Short task: Write out each entry again. Keep every word exactly as it is.

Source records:
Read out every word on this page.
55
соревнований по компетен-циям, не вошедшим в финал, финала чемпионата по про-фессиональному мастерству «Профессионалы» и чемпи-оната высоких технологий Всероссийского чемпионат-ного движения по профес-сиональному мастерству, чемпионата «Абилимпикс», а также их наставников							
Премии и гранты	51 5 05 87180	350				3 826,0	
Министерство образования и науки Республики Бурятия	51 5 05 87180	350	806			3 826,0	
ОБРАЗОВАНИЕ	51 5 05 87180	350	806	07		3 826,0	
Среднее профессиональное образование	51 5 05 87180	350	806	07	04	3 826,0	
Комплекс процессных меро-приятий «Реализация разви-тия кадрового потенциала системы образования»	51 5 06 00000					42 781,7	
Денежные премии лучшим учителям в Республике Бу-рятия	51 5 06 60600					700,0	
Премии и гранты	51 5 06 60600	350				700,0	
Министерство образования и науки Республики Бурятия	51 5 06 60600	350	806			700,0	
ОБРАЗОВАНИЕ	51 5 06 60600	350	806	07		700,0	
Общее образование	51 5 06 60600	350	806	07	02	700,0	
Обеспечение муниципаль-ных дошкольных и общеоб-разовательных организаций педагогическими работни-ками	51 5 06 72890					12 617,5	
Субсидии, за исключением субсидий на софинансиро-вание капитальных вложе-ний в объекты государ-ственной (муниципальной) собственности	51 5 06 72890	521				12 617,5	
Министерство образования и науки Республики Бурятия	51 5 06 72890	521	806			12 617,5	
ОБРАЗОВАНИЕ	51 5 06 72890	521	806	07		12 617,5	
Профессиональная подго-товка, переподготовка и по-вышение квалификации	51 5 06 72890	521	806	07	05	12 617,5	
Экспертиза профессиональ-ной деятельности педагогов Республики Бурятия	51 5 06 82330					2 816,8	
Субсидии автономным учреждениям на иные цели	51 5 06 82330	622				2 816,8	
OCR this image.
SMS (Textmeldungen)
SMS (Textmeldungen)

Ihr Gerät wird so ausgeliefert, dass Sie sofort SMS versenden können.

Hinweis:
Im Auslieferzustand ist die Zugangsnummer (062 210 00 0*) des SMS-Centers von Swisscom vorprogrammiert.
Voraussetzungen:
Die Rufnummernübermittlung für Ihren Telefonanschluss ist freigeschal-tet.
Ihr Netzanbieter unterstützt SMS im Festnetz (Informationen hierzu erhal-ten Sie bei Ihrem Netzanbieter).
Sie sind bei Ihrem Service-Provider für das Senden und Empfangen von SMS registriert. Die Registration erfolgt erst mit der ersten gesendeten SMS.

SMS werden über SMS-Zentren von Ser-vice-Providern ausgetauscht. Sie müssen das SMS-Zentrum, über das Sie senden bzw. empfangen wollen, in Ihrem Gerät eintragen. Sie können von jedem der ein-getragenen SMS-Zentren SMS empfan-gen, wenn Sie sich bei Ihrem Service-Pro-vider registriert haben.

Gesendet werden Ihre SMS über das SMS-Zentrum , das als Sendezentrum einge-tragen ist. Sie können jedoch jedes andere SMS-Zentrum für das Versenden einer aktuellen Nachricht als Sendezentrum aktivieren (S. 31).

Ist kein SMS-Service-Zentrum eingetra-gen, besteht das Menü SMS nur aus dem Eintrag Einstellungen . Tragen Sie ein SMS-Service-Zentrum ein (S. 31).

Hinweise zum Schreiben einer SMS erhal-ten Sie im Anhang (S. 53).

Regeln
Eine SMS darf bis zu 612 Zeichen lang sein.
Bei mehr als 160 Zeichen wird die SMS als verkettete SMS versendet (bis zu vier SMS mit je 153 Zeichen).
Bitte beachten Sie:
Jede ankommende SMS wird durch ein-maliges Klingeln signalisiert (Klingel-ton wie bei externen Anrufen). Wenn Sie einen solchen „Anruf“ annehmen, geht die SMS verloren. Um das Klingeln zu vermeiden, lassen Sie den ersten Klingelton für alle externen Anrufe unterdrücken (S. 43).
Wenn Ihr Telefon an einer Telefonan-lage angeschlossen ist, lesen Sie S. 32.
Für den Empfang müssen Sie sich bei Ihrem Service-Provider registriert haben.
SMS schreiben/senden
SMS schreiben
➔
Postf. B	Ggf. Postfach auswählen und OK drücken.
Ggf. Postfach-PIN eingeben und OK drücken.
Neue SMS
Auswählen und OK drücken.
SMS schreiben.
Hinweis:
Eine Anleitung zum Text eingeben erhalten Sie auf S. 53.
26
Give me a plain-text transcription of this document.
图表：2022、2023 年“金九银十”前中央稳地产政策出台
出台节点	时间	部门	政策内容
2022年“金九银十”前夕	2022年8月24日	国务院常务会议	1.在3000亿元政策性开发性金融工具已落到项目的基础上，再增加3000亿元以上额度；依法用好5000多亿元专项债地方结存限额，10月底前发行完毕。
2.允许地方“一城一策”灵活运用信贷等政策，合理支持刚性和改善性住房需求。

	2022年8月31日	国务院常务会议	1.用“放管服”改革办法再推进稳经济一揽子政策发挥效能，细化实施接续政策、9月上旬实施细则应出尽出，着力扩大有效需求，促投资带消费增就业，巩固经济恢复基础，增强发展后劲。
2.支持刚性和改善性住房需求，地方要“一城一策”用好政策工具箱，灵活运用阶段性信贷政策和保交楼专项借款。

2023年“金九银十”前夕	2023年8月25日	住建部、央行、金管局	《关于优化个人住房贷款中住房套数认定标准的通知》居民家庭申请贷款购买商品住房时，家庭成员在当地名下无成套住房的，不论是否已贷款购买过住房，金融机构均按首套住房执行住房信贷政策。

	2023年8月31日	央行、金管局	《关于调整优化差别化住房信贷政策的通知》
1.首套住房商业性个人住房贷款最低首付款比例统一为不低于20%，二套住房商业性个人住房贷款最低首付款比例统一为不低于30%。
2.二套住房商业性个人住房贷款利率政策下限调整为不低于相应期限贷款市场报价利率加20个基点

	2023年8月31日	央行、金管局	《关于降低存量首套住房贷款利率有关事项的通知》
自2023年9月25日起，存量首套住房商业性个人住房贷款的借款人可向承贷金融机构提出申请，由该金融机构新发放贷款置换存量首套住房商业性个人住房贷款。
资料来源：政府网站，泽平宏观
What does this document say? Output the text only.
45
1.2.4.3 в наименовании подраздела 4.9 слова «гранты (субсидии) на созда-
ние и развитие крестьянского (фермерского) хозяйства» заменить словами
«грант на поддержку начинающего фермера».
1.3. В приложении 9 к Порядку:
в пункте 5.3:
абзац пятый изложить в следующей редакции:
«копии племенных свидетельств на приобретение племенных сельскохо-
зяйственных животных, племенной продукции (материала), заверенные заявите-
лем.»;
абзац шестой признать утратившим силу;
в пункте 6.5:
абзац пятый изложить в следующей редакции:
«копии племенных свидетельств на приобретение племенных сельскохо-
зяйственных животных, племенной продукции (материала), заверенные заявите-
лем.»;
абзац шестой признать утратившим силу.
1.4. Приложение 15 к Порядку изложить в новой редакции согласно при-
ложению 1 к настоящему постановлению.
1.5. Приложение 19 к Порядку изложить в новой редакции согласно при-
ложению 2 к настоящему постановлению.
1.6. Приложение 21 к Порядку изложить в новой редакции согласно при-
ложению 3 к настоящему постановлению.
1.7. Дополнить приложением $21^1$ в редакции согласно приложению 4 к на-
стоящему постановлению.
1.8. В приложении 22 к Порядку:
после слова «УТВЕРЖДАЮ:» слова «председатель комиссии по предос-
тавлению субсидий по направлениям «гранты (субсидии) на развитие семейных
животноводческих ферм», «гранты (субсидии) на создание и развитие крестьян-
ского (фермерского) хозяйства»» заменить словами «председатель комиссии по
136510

Output below:
Read out every word on this page.
55
соревнований по компетен-циям, не вошедшим в финал, финала чемпионата по про-фессиональному мастерству «Профессионалы» и чемпи-оната высоких технологий Всероссийского чемпионат-ного движения по профес-сиональному мастерству, чемпионата «Абилимпикс», а также их наставников							
Премии и гранты	51 5 05 87180	350				3 826,0	
Министерство образования и науки Республики Бурятия	51 5 05 87180	350	806			3 826,0	
ОБРАЗОВАНИЕ	51 5 05 87180	350	806	07		3 826,0	
Среднее профессиональное образование	51 5 05 87180	350	806	07	04	3 826,0	
Комплекс процессных меро-приятий «Реализация разви-тия кадрового потенциала системы образования»	51 5 06 00000					42 781,7	
Денежные премии лучшим учителям в Республике Бу-рятия	51 5 06 60600					700,0	
Премии и гранты	51 5 06 60600	350				700,0	
Министерство образования и науки Республики Бурятия	51 5 06 60600	350	806			700,0	
ОБРАЗОВАНИЕ	51 5 06 60600	350	806	07		700,0	
Общее образование	51 5 06 60600	350	806	07	02	700,0	
Обеспечение муниципаль-ных дошкольных и общеоб-разовательных организаций педагогическими работни-ками	51 5 06 72890					12 617,5	
Субсидии, за исключением субсидий на софинансиро-вание капитальных вложе-ний в объекты государ-ственной (муниципальной) собственности	51 5 06 72890	521				12 617,5	
Министерство образования и науки Республики Бурятия	51 5 06 72890	521	806			12 617,5	
ОБРАЗОВАНИЕ	51 5 06 72890	521	806	07		12 617,5	
Профессиональная подго-товка, переподготовка и по-вышение квалификации	51 5 06 72890	521	806	07	05	12 617,5	
Экспертиза профессиональ-ной деятельности педагогов Республики Бурятия	51 5 06 82330					2 816,8	
Субсидии автономным учреждениям на иные цели	51 5 06 82330	622				2 816,8	
OCR this image.
SMS (Textmeldungen)
SMS (Textmeldungen)

Ihr Gerät wird so ausgeliefert, dass Sie sofort SMS versenden können.

Hinweis:
Im Auslieferzustand ist die Zugangsnummer (062 210 00 0*) des SMS-Centers von Swisscom vorprogrammiert.
Voraussetzungen:
Die Rufnummernübermittlung für Ihren Telefonanschluss ist freigeschal-tet.
Ihr Netzanbieter unterstützt SMS im Festnetz (Informationen hierzu erhal-ten Sie bei Ihrem Netzanbieter).
Sie sind bei Ihrem Service-Provider für das Senden und Empfangen von SMS registriert. Die Registration erfolgt erst mit der ersten gesendeten SMS.

SMS werden über SMS-Zentren von Ser-vice-Providern ausgetauscht. Sie müssen das SMS-Zentrum, über das Sie senden bzw. empfangen wollen, in Ihrem Gerät eintragen. Sie können von jedem der ein-getragenen SMS-Zentren SMS empfan-gen, wenn Sie sich bei Ihrem Service-Pro-vider registriert haben.

Gesendet werden Ihre SMS über das SMS-Zentrum , das als Sendezentrum einge-tragen ist. Sie können jedoch jedes andere SMS-Zentrum für das Versenden einer aktuellen Nachricht als Sendezentrum aktivieren (S. 31).

Ist kein SMS-Service-Zentrum eingetra-gen, besteht das Menü SMS nur aus dem Eintrag Einstellungen . Tragen Sie ein SMS-Service-Zentrum ein (S. 31).

Hinweise zum Schreiben einer SMS erhal-ten Sie im Anhang (S. 53).

Regeln
Eine SMS darf bis zu 612 Zeichen lang sein.
Bei mehr als 160 Zeichen wird die SMS als verkettete SMS versendet (bis zu vier SMS mit je 153 Zeichen).
Bitte beachten Sie:
Jede ankommende SMS wird durch ein-maliges Klingeln signalisiert (Klingel-ton wie bei externen Anrufen). Wenn Sie einen solchen „Anruf“ annehmen, geht die SMS verloren. Um das Klingeln zu vermeiden, lassen Sie den ersten Klingelton für alle externen Anrufe unterdrücken (S. 43).
Wenn Ihr Telefon an einer Telefonan-lage angeschlossen ist, lesen Sie S. 32.
Für den Empfang müssen Sie sich bei Ihrem Service-Provider registriert haben.
SMS schreiben/senden
SMS schreiben
➔
Postf. B	Ggf. Postfach auswählen und OK drücken.
Ggf. Postfach-PIN eingeben und OK drücken.
Neue SMS
Auswählen und OK drücken.
SMS schreiben.
Hinweis:
Eine Anleitung zum Text eingeben erhalten Sie auf S. 53.
26
Give me a plain-text transcription of this document.
图表：2022、2023 年“金九银十”前中央稳地产政策出台
出台节点	时间	部门	政策内容
2022年“金九银十”前夕	2022年8月24日	国务院常务会议	1.在3000亿元政策性开发性金融工具已落到项目的基础上，再增加3000亿元以上额度；依法用好5000多亿元专项债地方结存限额，10月底前发行完毕。
2.允许地方“一城一策”灵活运用信贷等政策，合理支持刚性和改善性住房需求。

	2022年8月31日	国务院常务会议	1.用“放管服”改革办法再推进稳经济一揽子政策发挥效能，细化实施接续政策、9月上旬实施细则应出尽出，着力扩大有效需求，促投资带消费增就业，巩固经济恢复基础，增强发展后劲。
2.支持刚性和改善性住房需求，地方要“一城一策”用好政策工具箱，灵活运用阶段性信贷政策和保交楼专项借款。

2023年“金九银十”前夕	2023年8月25日	住建部、央行、金管局	《关于优化个人住房贷款中住房套数认定标准的通知》居民家庭申请贷款购买商品住房时，家庭成员在当地名下无成套住房的，不论是否已贷款购买过住房，金融机构均按首套住房执行住房信贷政策。

	2023年8月31日	央行、金管局	《关于调整优化差别化住房信贷政策的通知》
1.首套住房商业性个人住房贷款最低首付款比例统一为不低于20%，二套住房商业性个人住房贷款最低首付款比例统一为不低于30%。
2.二套住房商业性个人住房贷款利率政策下限调整为不低于相应期限贷款市场报价利率加20个基点

	2023年8月31日	央行、金管局	《关于降低存量首套住房贷款利率有关事项的通知》
自2023年9月25日起，存量首套住房商业性个人住房贷款的借款人可向承贷金融机构提出申请，由该金融机构新发放贷款置换存量首套住房商业性个人住房贷款。
资料来源：政府网站，泽平宏观
What does this document say? Output the text only.
45
1.2.4.3 в наименовании подраздела 4.9 слова «гранты (субсидии) на созда-
ние и развитие крестьянского (фермерского) хозяйства» заменить словами
«грант на поддержку начинающего фермера».
1.3. В приложении 9 к Порядку:
в пункте 5.3:
абзац пятый изложить в следующей редакции:
«копии племенных свидетельств на приобретение племенных сельскохо-
зяйственных животных, племенной продукции (материала), заверенные заявите-
лем.»;
абзац шестой признать утратившим силу;
в пункте 6.5:
абзац пятый изложить в следующей редакции:
«копии племенных свидетельств на приобретение племенных сельскохо-
зяйственных животных, племенной продукции (материала), заверенные заявите-
лем.»;
абзац шестой признать утратившим силу.
1.4. Приложение 15 к Порядку изложить в новой редакции согласно при-
ложению 1 к настоящему постановлению.
1.5. Приложение 19 к Порядку изложить в новой редакции согласно при-
ложению 2 к настоящему постановлению.
1.6. Приложение 21 к Порядку изложить в новой редакции согласно при-
ложению 3 к настоящему постановлению.
1.7. Дополнить приложением $21^1$ в редакции согласно приложению 4 к на-
стоящему постановлению.
1.8. В приложении 22 к Порядку:
после слова «УТВЕРЖДАЮ:» слова «председатель комиссии по предос-
тавлению субсидий по направлениям «гранты (субсидии) на развитие семейных
животноводческих ферм», «гранты (субсидии) на создание и развитие крестьян-
ского (фермерского) хозяйства»» заменить словами «председатель комиссии по
136510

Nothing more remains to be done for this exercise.